*What needs to be done:*
Each line below should be reproduced without any alteration.

A run of records

** BEGIN **

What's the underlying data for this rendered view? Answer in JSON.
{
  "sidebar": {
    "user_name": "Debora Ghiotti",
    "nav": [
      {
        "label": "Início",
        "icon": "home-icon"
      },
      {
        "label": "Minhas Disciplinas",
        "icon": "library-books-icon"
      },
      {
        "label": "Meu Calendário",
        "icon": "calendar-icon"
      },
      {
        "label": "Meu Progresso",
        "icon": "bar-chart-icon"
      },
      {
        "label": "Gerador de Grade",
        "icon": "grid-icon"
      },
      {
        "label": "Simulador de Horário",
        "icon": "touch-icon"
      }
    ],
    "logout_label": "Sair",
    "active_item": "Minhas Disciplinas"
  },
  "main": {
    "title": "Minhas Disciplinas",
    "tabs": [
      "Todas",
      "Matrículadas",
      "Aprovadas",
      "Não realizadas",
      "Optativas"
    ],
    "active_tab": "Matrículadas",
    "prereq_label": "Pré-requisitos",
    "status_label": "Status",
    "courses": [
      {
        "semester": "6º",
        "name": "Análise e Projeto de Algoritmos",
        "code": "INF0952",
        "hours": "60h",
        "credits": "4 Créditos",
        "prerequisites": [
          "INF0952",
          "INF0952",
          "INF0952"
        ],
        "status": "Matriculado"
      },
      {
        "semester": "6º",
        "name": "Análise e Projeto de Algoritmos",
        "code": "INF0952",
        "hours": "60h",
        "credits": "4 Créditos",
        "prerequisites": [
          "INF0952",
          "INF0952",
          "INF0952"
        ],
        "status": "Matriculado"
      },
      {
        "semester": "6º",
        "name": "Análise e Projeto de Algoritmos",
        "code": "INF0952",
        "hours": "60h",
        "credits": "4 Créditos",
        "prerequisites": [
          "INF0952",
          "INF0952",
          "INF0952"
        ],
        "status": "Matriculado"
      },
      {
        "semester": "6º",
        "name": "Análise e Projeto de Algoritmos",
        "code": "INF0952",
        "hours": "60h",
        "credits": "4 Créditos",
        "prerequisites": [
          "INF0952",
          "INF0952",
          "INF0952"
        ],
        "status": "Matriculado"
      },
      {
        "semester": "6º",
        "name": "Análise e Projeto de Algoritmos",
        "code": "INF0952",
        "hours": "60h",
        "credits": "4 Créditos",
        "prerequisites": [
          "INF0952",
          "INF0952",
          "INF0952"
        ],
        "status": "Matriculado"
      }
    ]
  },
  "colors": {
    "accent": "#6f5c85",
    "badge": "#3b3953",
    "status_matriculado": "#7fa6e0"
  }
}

** END **

*Written response:*
What's the underlying data for this rendered view? Answer in JSON.
{
  "sidebar": {
    "user_name": "Debora Ghiotti",
    "nav": [
      {
        "label": "Início",
        "icon": "home-icon"
      },
      {
        "label": "Minhas Disciplinas",
        "icon": "library-books-icon"
      },
      {
        "label": "Meu Calendário",
        "icon": "calendar-icon"
      },
      {
        "label": "Meu Progresso",
        "icon": "bar-chart-icon"
      },
      {
        "label": "Gerador de Grade",
        "icon": "grid-icon"
      },
      {
        "label": "Simulador de Horário",
        "icon": "touch-icon"
      }
    ],
    "logout_label": "Sair",
    "active_item": "Minhas Disciplinas"
  },
  "main": {
    "title": "Minhas Disciplinas",
    "tabs": [
      "Todas",
      "Matrículadas",
      "Aprovadas",
      "Não realizadas",
      "Optativas"
    ],
    "active_tab": "Matrículadas",
    "prereq_label": "Pré-requisitos",
    "status_label": "Status",
    "courses": [
      {
        "semester": "6º",
        "name": "Análise e Projeto de Algoritmos",
        "code": "INF0952",
        "hours": "60h",
        "credits": "4 Créditos",
        "prerequisites": [
          "INF0952",
          "INF0952",
          "INF0952"
        ],
        "status": "Matriculado"
      },
      {
        "semester": "6º",
        "name": "Análise e Projeto de Algoritmos",
        "code": "INF0952",
        "hours": "60h",
        "credits": "4 Créditos",
        "prerequisites": [
          "INF0952",
          "INF0952",
          "INF0952"
        ],
        "status": "Matriculado"
      },
      {
        "semester": "6º",
        "name": "Análise e Projeto de Algoritmos",
        "code": "INF0952",
        "hours": "60h",
        "credits": "4 Créditos",
        "prerequisites": [
          "INF0952",
          "INF0952",
          "INF0952"
        ],
        "status": "Matriculado"
      },
      {
        "semester": "6º",
        "name": "Análise e Projeto de Algoritmos",
        "code": "INF0952",
        "hours": "60h",
        "credits": "4 Créditos",
        "prerequisites": [
          "INF0952",
          "INF0952",
          "INF0952"
        ],
        "status": "Matriculado"
      },
      {
        "semester": "6º",
        "name": "Análise e Projeto de Algoritmos",
        "code": "INF0952",
        "hours": "60h",
        "credits": "4 Créditos",
        "prerequisites": [
          "INF0952",
          "INF0952",
          "INF0952"
        ],
        "status": "Matriculado"
      }
    ]
  },
  "colors": {
    "accent": "#6f5c85",
    "badge": "#3b3953",
    "status_matriculado": "#7fa6e0"
  }
}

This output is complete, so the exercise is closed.